_TASK_
Copy, from the entries below, each line in which the string "Rädern" appears.

_RECORDS SHOWN_
+-------+

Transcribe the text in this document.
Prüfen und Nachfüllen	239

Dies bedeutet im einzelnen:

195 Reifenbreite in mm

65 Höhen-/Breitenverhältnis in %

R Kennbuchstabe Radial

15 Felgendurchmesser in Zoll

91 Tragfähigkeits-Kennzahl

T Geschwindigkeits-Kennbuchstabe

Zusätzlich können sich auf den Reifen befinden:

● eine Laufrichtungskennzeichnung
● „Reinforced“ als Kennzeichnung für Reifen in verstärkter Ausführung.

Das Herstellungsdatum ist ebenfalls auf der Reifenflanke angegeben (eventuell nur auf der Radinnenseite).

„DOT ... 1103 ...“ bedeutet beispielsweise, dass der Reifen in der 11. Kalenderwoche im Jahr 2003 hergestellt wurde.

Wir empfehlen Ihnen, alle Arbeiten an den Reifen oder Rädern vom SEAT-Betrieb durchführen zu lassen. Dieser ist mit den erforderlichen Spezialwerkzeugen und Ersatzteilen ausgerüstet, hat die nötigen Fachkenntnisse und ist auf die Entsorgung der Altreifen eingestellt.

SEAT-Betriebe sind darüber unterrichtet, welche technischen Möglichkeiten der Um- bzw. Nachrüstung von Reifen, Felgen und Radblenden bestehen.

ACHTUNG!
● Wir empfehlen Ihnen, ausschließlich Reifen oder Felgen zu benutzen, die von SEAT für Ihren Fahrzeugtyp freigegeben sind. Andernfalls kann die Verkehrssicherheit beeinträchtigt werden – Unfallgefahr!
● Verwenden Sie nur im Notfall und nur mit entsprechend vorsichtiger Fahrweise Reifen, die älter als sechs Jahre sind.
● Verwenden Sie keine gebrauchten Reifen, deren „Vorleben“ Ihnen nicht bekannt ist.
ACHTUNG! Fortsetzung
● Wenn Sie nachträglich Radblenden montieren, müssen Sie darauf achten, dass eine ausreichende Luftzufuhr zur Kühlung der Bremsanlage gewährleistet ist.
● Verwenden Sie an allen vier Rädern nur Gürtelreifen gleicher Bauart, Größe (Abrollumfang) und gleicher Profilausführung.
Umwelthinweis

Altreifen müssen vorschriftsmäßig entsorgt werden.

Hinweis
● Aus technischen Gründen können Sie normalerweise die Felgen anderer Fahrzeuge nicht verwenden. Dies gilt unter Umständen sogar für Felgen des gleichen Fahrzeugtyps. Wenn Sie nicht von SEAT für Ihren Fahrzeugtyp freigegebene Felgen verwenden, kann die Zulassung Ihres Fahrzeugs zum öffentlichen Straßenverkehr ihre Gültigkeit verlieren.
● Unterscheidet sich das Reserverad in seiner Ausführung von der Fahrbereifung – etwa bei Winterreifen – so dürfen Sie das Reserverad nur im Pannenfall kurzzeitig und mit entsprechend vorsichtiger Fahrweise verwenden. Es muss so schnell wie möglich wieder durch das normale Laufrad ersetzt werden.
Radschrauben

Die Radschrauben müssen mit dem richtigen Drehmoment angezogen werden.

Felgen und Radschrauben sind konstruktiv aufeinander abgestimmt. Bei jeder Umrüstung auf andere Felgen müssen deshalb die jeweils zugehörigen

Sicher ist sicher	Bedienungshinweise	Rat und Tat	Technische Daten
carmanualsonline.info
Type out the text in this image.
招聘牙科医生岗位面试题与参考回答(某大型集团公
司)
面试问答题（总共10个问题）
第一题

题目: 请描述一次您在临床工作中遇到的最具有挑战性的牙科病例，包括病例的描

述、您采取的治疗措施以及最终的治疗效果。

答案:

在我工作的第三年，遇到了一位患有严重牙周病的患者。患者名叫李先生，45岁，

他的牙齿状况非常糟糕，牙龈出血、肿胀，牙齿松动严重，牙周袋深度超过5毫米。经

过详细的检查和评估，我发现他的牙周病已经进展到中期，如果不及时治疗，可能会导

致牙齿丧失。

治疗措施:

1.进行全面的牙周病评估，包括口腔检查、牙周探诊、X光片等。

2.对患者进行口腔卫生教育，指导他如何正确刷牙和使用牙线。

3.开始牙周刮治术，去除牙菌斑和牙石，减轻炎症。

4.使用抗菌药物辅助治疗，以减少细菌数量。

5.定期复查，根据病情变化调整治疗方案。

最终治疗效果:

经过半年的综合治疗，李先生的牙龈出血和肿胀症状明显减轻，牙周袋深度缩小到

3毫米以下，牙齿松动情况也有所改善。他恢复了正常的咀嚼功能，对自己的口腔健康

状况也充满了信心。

+-------+

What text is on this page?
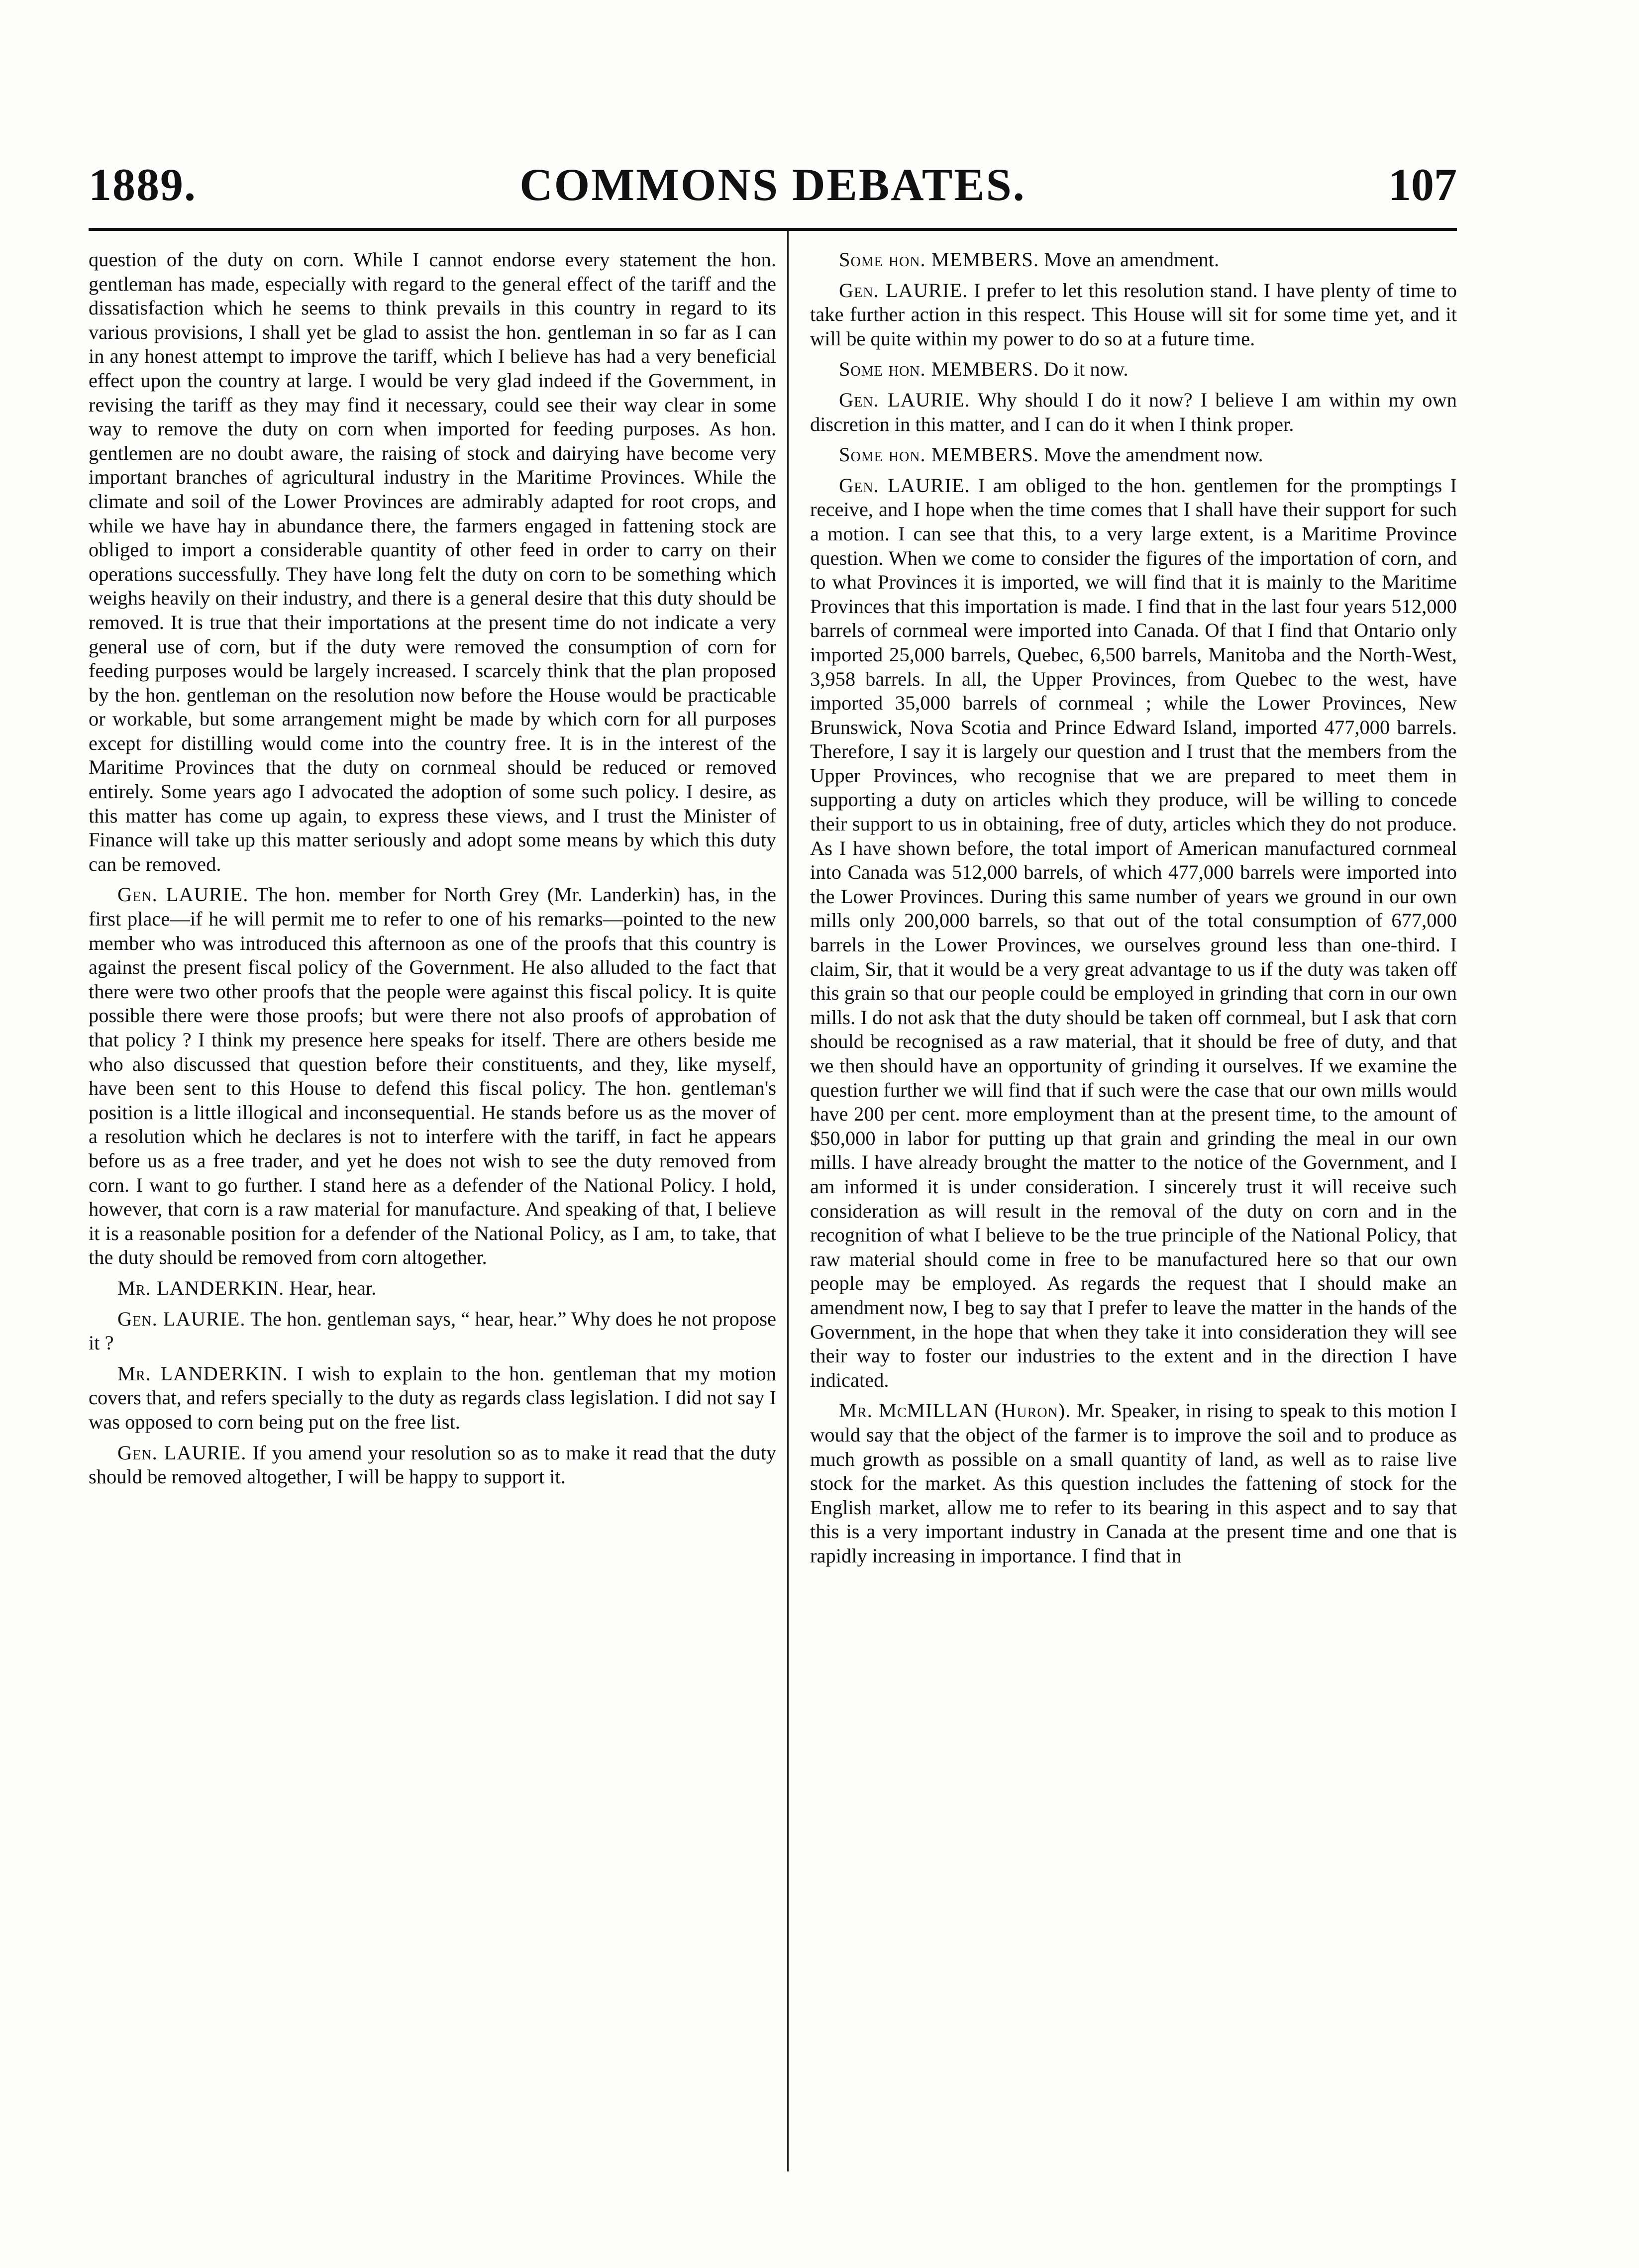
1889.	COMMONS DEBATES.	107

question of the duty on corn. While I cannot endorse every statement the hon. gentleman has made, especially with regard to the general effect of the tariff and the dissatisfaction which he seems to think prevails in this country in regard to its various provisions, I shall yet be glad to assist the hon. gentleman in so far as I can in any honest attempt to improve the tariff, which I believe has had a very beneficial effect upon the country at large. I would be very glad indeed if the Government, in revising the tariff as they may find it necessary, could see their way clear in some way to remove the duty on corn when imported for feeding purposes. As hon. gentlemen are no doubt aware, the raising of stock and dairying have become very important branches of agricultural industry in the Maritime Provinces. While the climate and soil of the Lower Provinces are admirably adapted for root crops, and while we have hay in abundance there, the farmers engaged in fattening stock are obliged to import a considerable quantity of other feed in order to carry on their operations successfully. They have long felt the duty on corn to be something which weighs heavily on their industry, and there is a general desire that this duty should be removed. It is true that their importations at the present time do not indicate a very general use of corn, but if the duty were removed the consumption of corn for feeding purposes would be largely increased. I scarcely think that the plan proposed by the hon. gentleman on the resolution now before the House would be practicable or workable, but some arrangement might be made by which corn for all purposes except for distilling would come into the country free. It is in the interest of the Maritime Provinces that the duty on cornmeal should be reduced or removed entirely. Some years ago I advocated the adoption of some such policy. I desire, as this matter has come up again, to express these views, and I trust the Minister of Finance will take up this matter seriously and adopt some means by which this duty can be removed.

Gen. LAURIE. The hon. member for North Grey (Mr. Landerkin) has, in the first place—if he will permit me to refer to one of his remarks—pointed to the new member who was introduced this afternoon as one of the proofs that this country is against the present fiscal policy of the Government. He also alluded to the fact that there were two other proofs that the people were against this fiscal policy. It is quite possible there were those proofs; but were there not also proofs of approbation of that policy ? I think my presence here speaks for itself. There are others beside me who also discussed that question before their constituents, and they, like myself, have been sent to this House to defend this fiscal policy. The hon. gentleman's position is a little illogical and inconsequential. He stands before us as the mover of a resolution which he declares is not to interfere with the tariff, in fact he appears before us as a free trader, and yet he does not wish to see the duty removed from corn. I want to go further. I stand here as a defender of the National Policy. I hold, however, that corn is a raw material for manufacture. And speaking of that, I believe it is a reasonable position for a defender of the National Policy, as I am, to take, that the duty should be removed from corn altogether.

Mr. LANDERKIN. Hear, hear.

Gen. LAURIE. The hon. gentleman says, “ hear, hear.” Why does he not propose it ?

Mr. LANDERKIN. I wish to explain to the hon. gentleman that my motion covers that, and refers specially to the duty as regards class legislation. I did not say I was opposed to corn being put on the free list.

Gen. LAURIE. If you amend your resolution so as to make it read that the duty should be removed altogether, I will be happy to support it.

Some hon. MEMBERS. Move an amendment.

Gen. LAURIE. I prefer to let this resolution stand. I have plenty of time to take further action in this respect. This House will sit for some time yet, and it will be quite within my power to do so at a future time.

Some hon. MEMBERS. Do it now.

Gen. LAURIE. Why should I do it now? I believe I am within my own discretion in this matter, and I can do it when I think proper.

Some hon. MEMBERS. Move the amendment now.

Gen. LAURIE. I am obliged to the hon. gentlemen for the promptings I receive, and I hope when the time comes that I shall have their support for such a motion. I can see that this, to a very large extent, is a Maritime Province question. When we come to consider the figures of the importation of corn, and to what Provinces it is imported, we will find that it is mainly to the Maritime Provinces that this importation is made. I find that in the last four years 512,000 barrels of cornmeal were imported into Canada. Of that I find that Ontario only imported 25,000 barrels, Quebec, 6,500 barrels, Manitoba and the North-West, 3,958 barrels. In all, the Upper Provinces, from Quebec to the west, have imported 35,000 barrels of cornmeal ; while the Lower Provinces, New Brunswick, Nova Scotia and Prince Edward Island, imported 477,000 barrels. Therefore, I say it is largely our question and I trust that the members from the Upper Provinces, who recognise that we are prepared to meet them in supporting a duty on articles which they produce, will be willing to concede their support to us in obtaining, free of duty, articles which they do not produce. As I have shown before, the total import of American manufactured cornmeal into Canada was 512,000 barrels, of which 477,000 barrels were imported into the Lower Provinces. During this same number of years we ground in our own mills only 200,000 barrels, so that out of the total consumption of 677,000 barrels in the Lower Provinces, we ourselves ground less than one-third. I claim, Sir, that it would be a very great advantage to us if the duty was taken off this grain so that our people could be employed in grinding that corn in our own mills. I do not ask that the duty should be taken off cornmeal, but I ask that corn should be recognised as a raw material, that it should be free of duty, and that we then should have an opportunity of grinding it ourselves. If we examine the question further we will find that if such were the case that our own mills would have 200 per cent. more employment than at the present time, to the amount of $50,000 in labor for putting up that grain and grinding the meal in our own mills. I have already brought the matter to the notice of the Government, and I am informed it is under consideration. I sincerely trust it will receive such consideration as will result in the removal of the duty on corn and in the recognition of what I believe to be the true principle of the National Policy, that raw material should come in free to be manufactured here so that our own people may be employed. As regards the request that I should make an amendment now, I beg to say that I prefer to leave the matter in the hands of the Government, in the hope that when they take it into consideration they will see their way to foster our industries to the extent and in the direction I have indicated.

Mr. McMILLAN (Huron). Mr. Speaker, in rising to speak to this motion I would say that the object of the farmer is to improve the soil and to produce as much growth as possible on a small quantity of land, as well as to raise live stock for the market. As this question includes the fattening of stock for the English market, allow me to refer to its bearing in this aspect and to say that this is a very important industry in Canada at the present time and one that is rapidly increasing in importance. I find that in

+-------+

_RESPONSE_
Wir empfehlen Ihnen, alle Arbeiten an den Reifen oder Rädern vom SEAT-Betrieb durchführen zu lassen. Dieser ist mit den erforderlichen Spezialwerkzeugen und Ersatzteilen ausgerüstet, hat die nötigen Fachkenntnisse und ist auf die Entsorgung der Altreifen eingestellt.
● Verwenden Sie an allen vier Rädern nur Gürtelreifen gleicher Bauart, Größe (Abrollumfang) und gleicher Profilausführung.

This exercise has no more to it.